# EXERCISE BRIEF:
Omit the images, then print each record below exactly as it reads.

# INPUT MATERIAL:
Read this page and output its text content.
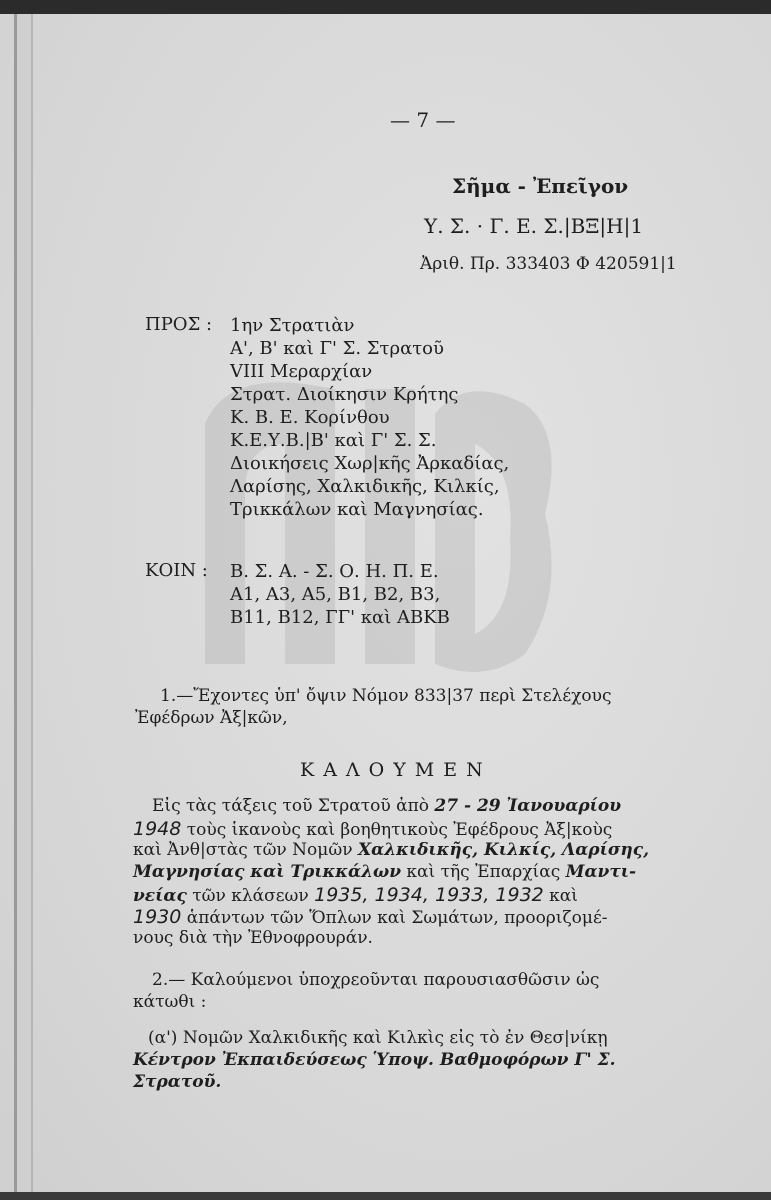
— 7 —
Σῆμα - Ἐπεῖγον
Υ. Σ. · Γ. Ε. Σ.|ΒΞ|Η|1
Ἀριθ. Πρ. 333403 Φ 420591|1
ΠΡΟΣ : 1ην Στρατιὰν
Α', Β' καὶ Γ' Σ. Στρατοῦ
VIII Μεραρχίαν
Στρατ. Διοίκησιν Κρήτης
Κ. Β. Ε. Κορίνθου
Κ.Ε.Υ.Β.|Β' καὶ Γ' Σ. Σ.
Διοικήσεις Χωρ|κῆς Ἀρκαδίας,
Λαρίσης, Χαλκιδικῆς, Κιλκίς,
Τρικκάλων καὶ Μαγνησίας.
ΚΟΙΝ : Β. Σ. Α. - Σ. Ο. Η. Π. Ε.
Α1, Α3, Α5, Β1, Β2, Β3,
Β11, Β12, ΓΓ' καὶ ΑΒΚΒ
1.—Ἔχοντες ὑπ' ὄψιν Νόμον 833|37 περὶ Στελέχους
Ἐφέδρων Ἀξ|κῶν,
ΚΑΛΟΥΜΕΝ
Εἰς τὰς τάξεις τοῦ Στρατοῦ ἀπὸ 27 - 29 Ἰανουαρίου
1948 τοὺς ἱκανοὺς καὶ βοηθητικοὺς Ἐφέδρους Ἀξ|κοὺς
καὶ Ἀνθ|στὰς τῶν Νομῶν Χαλκιδικῆς, Κιλκίς, Λαρίσης,
Μαγνησίας καὶ Τρικκάλων καὶ τῆς Ἐπαρχίας Μαντι-
νείας τῶν κλάσεων 1935, 1934, 1933, 1932 καὶ
1930 ἁπάντων τῶν Ὅπλων καὶ Σωμάτων, προοριζομέ-
νους διὰ τὴν Ἐθνοφρουράν.
2.— Καλούμενοι ὑποχρεοῦνται παρουσιασθῶσιν ὡς
κάτωθι :
(α') Νομῶν Χαλκιδικῆς καὶ Κιλκὶς εἰς τὸ ἐν Θεσ|νίκῃ
Κέντρον Ἐκπαιδεύσεως Ὑποψ. Βαθμοφόρων Γ' Σ.
Στρατοῦ.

# RESPONSE TO THIS TASK:
Read this page and output its text content.
— 7 —
Σῆμα - Ἐπεῖγον
Υ. Σ. · Γ. Ε. Σ.|ΒΞ|Η|1
Ἀριθ. Πρ. 333403 Φ 420591|1
ΠΡΟΣ : 1ην Στρατιὰν
Α', Β' καὶ Γ' Σ. Στρατοῦ
VIII Μεραρχίαν
Στρατ. Διοίκησιν Κρήτης
Κ. Β. Ε. Κορίνθου
Κ.Ε.Υ.Β.|Β' καὶ Γ' Σ. Σ.
Διοικήσεις Χωρ|κῆς Ἀρκαδίας,
Λαρίσης, Χαλκιδικῆς, Κιλκίς,
Τρικκάλων καὶ Μαγνησίας.
ΚΟΙΝ : Β. Σ. Α. - Σ. Ο. Η. Π. Ε.
Α1, Α3, Α5, Β1, Β2, Β3,
Β11, Β12, ΓΓ' καὶ ΑΒΚΒ
1.—Ἔχοντες ὑπ' ὄψιν Νόμον 833|37 περὶ Στελέχους
Ἐφέδρων Ἀξ|κῶν,
ΚΑΛΟΥΜΕΝ
Εἰς τὰς τάξεις τοῦ Στρατοῦ ἀπὸ 27 - 29 Ἰανουαρίου
1948 τοὺς ἱκανοὺς καὶ βοηθητικοὺς Ἐφέδρους Ἀξ|κοὺς
καὶ Ἀνθ|στὰς τῶν Νομῶν Χαλκιδικῆς, Κιλκίς, Λαρίσης,
Μαγνησίας καὶ Τρικκάλων καὶ τῆς Ἐπαρχίας Μαντι-
νείας τῶν κλάσεων 1935, 1934, 1933, 1932 καὶ
1930 ἁπάντων τῶν Ὅπλων καὶ Σωμάτων, προοριζομέ-
νους διὰ τὴν Ἐθνοφρουράν.
2.— Καλούμενοι ὑποχρεοῦνται παρουσιασθῶσιν ὡς
κάτωθι :
(α') Νομῶν Χαλκιδικῆς καὶ Κιλκὶς εἰς τὸ ἐν Θεσ|νίκῃ
Κέντρον Ἐκπαιδεύσεως Ὑποψ. Βαθμοφόρων Γ' Σ.
Στρατοῦ.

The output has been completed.